Identify the lines holding "ffffff" and copy them.

(A block of data)
◆ ◆ ◆ ◆

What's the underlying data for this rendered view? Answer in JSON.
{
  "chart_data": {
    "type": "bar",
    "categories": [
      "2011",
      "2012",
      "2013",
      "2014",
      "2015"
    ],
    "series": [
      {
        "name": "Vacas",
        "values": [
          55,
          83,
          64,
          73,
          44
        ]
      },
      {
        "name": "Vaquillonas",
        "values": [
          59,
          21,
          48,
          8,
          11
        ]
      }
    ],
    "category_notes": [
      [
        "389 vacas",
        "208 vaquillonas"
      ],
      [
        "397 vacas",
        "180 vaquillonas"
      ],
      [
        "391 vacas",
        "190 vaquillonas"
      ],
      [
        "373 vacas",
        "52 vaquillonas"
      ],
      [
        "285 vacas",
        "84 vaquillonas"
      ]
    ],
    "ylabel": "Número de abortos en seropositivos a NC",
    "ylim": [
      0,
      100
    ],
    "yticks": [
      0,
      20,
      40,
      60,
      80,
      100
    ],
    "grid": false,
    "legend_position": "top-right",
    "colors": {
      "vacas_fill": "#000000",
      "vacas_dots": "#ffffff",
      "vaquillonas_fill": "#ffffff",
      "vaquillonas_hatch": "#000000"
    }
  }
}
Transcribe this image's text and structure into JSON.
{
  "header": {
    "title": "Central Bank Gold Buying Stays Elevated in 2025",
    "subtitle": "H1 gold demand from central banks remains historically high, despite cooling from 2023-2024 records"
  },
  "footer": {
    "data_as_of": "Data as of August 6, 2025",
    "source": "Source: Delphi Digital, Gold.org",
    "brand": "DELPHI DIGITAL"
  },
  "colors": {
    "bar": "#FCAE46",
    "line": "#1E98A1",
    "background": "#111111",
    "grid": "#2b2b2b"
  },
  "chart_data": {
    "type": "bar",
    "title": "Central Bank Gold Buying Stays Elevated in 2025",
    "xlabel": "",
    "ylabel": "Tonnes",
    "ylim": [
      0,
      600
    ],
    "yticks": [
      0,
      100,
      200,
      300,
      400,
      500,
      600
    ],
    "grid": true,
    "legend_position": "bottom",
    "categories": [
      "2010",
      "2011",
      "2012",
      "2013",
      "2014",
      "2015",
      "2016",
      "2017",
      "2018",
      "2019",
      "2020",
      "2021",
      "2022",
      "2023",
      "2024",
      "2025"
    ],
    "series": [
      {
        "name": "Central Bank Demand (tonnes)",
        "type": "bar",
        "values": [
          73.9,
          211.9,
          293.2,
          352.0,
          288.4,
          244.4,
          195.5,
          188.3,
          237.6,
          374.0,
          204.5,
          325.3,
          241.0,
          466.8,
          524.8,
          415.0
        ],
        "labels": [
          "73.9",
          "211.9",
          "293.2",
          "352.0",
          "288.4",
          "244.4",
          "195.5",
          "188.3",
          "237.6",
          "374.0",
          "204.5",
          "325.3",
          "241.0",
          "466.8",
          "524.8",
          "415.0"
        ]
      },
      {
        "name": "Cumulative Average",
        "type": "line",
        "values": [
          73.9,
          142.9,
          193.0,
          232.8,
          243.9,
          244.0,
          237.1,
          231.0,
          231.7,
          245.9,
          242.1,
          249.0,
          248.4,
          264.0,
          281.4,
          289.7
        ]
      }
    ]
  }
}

◆ ◆ ◆ ◆

→ **CORRECT OUTPUT**
      "vacas_dots": "#ffffff",
      "vaquillonas_fill": "#ffffff",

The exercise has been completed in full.